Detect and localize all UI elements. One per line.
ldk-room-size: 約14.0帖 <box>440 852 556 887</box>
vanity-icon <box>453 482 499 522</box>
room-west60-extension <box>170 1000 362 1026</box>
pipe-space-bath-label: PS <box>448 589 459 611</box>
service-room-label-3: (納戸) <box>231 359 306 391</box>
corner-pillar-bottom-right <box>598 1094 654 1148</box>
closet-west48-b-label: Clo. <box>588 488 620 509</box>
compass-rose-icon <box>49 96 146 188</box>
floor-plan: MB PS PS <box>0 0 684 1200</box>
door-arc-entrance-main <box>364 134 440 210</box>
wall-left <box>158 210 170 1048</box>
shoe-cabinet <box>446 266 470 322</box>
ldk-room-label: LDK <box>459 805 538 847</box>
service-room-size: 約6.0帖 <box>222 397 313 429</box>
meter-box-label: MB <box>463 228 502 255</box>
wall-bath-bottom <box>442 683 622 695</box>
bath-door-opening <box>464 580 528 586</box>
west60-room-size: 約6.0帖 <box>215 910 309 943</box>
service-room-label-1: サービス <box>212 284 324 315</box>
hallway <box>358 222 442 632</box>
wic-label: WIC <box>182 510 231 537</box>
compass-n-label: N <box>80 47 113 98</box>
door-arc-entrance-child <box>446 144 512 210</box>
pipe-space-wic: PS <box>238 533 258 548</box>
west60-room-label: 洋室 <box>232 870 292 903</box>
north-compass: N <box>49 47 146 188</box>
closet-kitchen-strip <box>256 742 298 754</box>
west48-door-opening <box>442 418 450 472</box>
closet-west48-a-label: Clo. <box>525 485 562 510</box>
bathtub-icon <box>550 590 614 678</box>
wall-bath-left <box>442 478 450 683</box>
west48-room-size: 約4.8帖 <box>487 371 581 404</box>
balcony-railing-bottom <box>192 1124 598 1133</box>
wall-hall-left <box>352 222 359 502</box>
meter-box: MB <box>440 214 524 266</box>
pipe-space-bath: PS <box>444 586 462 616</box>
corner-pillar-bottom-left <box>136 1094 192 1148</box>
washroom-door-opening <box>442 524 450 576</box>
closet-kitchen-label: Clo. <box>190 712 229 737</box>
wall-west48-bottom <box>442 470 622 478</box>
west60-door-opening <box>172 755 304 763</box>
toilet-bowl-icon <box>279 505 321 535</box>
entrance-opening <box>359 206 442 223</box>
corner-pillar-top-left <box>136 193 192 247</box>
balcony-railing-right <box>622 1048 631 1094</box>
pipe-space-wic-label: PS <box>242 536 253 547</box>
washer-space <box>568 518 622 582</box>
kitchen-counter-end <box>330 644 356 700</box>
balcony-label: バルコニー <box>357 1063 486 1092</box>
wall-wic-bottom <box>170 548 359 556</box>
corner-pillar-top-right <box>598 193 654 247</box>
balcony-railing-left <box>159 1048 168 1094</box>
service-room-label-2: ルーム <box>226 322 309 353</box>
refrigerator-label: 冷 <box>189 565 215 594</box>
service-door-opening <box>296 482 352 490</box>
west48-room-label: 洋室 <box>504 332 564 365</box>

※

■ **What you have to do**: Return all of the rows above verbatim, keeping each one on its own line and changing nothing.

■ **Result**:
Detect and localize all UI elements. One per line.
ldk-room-size: 約14.0帖 <box>440 852 556 887</box>
vanity-icon <box>453 482 499 522</box>
room-west60-extension <box>170 1000 362 1026</box>
pipe-space-bath-label: PS <box>448 589 459 611</box>
service-room-label-3: (納戸) <box>231 359 306 391</box>
corner-pillar-bottom-right <box>598 1094 654 1148</box>
closet-west48-b-label: Clo. <box>588 488 620 509</box>
compass-rose-icon <box>49 96 146 188</box>
floor-plan: MB PS PS <box>0 0 684 1200</box>
door-arc-entrance-main <box>364 134 440 210</box>
wall-left <box>158 210 170 1048</box>
shoe-cabinet <box>446 266 470 322</box>
ldk-room-label: LDK <box>459 805 538 847</box>
service-room-size: 約6.0帖 <box>222 397 313 429</box>
meter-box-label: MB <box>463 228 502 255</box>
wall-bath-bottom <box>442 683 622 695</box>
bath-door-opening <box>464 580 528 586</box>
west60-room-size: 約6.0帖 <box>215 910 309 943</box>
service-room-label-1: サービス <box>212 284 324 315</box>
hallway <box>358 222 442 632</box>
wic-label: WIC <box>182 510 231 537</box>
compass-n-label: N <box>80 47 113 98</box>
door-arc-entrance-child <box>446 144 512 210</box>
pipe-space-wic: PS <box>238 533 258 548</box>
west60-room-label: 洋室 <box>232 870 292 903</box>
north-compass: N <box>49 47 146 188</box>
closet-kitchen-strip <box>256 742 298 754</box>
west48-door-opening <box>442 418 450 472</box>
closet-west48-a-label: Clo. <box>525 485 562 510</box>
bathtub-icon <box>550 590 614 678</box>
wall-bath-left <box>442 478 450 683</box>
west48-room-size: 約4.8帖 <box>487 371 581 404</box>
balcony-railing-bottom <box>192 1124 598 1133</box>
wall-hall-left <box>352 222 359 502</box>
meter-box: MB <box>440 214 524 266</box>
pipe-space-bath: PS <box>444 586 462 616</box>
corner-pillar-bottom-left <box>136 1094 192 1148</box>
washroom-door-opening <box>442 524 450 576</box>
closet-kitchen-label: Clo. <box>190 712 229 737</box>
wall-west48-bottom <box>442 470 622 478</box>
west60-door-opening <box>172 755 304 763</box>
toilet-bowl-icon <box>279 505 321 535</box>
entrance-opening <box>359 206 442 223</box>
corner-pillar-top-left <box>136 193 192 247</box>
balcony-railing-right <box>622 1048 631 1094</box>
pipe-space-wic-label: PS <box>242 536 253 547</box>
washer-space <box>568 518 622 582</box>
kitchen-counter-end <box>330 644 356 700</box>
balcony-label: バルコニー <box>357 1063 486 1092</box>
wall-wic-bottom <box>170 548 359 556</box>
corner-pillar-top-right <box>598 193 654 247</box>
balcony-railing-left <box>159 1048 168 1094</box>
service-room-label-2: ルーム <box>226 322 309 353</box>
refrigerator-label: 冷 <box>189 565 215 594</box>
service-door-opening <box>296 482 352 490</box>
west48-room-label: 洋室 <box>504 332 564 365</box>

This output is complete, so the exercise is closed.